(Extracted data entries)

# # # # # # #

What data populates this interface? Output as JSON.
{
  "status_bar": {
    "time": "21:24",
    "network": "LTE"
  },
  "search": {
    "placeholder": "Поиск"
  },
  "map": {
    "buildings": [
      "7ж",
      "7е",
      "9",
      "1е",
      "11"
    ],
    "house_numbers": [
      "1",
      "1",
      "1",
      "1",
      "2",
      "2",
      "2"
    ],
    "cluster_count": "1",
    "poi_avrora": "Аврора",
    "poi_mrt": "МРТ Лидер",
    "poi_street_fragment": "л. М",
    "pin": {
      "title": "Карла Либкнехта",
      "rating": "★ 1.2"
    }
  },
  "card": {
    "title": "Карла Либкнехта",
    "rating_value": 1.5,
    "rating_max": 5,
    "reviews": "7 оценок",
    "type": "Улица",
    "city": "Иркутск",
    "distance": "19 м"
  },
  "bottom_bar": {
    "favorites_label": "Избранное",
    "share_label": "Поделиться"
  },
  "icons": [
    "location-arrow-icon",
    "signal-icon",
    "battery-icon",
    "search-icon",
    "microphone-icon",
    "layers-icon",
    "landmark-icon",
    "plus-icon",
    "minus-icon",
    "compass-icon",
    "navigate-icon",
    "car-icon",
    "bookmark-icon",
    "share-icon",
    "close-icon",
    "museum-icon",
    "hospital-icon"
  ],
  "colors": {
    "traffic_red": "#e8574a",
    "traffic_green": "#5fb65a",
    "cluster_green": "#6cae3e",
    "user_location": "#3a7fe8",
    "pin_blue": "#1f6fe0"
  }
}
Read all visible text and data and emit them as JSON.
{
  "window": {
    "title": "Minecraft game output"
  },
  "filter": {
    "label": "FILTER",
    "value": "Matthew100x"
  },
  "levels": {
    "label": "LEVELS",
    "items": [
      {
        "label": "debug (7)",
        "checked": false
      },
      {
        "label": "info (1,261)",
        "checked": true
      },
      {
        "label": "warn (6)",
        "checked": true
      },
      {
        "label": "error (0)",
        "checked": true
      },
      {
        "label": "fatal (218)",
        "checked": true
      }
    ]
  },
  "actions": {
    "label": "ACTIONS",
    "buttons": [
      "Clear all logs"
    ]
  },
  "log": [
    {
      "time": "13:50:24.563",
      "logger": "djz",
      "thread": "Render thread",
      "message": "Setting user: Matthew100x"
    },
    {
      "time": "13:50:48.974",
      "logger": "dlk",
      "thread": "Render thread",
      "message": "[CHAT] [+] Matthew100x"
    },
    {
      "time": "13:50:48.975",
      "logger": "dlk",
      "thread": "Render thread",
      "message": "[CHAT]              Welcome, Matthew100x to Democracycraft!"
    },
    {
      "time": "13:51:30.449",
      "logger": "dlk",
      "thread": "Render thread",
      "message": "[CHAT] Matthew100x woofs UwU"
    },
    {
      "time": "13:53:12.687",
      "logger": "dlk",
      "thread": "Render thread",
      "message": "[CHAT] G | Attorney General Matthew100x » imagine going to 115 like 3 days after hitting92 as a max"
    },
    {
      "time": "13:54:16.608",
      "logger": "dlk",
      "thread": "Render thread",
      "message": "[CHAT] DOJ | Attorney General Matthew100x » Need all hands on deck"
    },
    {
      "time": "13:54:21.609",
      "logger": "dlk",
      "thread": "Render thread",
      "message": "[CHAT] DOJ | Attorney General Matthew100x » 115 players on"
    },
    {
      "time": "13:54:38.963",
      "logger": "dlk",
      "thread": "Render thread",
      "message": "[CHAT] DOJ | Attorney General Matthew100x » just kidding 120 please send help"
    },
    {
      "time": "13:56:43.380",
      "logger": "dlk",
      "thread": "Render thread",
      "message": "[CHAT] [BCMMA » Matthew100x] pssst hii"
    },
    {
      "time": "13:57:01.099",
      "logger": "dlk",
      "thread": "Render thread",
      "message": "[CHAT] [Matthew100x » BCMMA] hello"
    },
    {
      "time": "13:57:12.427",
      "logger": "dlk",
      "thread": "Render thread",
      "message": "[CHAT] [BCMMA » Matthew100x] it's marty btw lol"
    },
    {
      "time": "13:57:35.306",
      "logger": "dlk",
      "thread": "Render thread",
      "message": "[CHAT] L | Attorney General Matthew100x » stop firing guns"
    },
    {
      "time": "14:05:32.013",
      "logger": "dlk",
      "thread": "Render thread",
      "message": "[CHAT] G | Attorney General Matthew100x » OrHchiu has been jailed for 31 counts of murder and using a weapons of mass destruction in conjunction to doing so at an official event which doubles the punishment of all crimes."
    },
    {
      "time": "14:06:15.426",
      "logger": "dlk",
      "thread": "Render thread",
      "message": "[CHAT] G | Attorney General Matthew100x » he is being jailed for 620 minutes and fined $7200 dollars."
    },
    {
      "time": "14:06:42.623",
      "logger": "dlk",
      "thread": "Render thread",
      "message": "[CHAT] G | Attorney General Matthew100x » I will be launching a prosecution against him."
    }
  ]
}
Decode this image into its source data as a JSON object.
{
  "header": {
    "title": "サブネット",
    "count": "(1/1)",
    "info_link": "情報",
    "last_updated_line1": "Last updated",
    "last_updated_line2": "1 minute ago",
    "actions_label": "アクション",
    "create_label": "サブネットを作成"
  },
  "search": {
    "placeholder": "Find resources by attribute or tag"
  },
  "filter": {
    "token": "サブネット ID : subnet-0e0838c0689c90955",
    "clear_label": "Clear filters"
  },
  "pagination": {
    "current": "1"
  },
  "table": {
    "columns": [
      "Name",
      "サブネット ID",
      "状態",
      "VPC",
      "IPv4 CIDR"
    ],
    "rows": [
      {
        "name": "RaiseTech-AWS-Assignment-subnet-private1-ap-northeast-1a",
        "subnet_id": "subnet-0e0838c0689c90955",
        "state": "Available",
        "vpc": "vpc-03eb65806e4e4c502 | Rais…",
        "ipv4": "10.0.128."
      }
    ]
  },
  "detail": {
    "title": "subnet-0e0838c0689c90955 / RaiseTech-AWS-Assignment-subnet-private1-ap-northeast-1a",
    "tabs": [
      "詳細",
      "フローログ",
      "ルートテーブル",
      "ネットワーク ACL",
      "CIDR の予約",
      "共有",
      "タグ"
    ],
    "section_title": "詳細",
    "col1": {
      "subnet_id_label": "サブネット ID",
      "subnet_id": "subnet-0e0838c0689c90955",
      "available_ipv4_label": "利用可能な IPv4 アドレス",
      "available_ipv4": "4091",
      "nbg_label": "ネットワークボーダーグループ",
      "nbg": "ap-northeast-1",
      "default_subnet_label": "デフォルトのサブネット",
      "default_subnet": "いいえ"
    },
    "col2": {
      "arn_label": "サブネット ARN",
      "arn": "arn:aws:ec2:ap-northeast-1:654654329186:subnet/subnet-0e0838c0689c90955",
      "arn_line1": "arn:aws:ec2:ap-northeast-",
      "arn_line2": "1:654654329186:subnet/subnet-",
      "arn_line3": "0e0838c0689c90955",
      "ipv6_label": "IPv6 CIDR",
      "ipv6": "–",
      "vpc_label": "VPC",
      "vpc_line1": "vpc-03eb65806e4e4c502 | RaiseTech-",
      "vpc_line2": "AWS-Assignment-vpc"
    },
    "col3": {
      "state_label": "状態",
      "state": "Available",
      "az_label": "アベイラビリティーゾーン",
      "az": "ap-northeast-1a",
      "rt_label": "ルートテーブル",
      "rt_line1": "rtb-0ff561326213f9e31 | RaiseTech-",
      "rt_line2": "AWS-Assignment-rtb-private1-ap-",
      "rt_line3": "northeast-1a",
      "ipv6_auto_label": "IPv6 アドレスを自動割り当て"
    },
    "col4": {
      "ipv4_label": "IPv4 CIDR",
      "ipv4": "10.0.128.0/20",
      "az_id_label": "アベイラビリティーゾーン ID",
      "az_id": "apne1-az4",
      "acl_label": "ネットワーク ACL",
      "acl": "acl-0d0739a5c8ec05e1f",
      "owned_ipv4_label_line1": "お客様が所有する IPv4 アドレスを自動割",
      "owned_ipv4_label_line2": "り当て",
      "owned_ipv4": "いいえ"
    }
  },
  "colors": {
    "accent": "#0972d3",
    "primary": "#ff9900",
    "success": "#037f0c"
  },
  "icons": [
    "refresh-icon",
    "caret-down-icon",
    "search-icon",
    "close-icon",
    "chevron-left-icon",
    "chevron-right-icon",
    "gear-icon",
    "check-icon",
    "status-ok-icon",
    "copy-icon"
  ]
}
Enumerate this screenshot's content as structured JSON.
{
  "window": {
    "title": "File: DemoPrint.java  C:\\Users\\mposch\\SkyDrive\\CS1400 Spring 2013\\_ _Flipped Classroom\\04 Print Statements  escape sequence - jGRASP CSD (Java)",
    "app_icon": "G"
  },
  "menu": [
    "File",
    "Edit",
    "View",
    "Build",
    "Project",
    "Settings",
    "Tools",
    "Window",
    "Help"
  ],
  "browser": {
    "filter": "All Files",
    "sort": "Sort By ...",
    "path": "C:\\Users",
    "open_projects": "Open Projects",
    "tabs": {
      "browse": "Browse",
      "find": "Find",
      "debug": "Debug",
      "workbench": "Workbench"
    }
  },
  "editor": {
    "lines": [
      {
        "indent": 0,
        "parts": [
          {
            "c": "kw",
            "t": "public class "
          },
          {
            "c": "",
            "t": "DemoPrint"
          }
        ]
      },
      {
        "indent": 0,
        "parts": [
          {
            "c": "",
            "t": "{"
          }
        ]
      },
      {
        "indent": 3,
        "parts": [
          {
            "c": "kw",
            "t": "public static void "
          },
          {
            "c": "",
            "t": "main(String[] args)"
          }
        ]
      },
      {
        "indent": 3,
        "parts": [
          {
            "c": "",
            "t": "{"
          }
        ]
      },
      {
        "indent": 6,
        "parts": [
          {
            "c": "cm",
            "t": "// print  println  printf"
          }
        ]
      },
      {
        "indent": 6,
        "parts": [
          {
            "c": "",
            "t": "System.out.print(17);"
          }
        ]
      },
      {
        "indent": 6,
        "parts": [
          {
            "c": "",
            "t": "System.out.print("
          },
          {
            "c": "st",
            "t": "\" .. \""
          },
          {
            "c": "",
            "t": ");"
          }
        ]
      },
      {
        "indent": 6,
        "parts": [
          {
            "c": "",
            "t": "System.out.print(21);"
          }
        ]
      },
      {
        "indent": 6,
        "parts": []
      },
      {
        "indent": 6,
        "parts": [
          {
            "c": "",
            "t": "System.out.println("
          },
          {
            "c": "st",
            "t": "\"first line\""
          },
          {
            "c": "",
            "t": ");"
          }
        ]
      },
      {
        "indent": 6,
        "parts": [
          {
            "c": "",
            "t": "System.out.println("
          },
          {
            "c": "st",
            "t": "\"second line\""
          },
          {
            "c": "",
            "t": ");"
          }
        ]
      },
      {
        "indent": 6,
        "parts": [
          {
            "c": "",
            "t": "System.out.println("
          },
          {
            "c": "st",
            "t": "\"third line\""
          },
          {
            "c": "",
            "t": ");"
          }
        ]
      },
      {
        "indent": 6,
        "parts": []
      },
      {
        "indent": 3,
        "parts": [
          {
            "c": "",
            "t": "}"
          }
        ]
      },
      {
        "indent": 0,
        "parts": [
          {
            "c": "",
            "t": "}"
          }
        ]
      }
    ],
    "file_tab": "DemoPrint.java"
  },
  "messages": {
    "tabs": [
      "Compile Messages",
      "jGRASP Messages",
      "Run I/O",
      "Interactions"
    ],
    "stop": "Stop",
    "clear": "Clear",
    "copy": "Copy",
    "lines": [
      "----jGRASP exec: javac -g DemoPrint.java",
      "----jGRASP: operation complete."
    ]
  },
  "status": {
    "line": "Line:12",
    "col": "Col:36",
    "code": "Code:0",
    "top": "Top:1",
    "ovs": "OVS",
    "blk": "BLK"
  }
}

# # # # # # #

Instructions for the task -
Pull out every line in the material above where "Users" occurs.

Solution -
    "title": "File: DemoPrint.java  C:\\Users\\mposch\\SkyDrive\\CS1400 Spring 2013\\_ _Flipped Classroom\\04 Print Statements  escape sequence - jGRASP CSD (Java)",
    "path": "C:\\Users",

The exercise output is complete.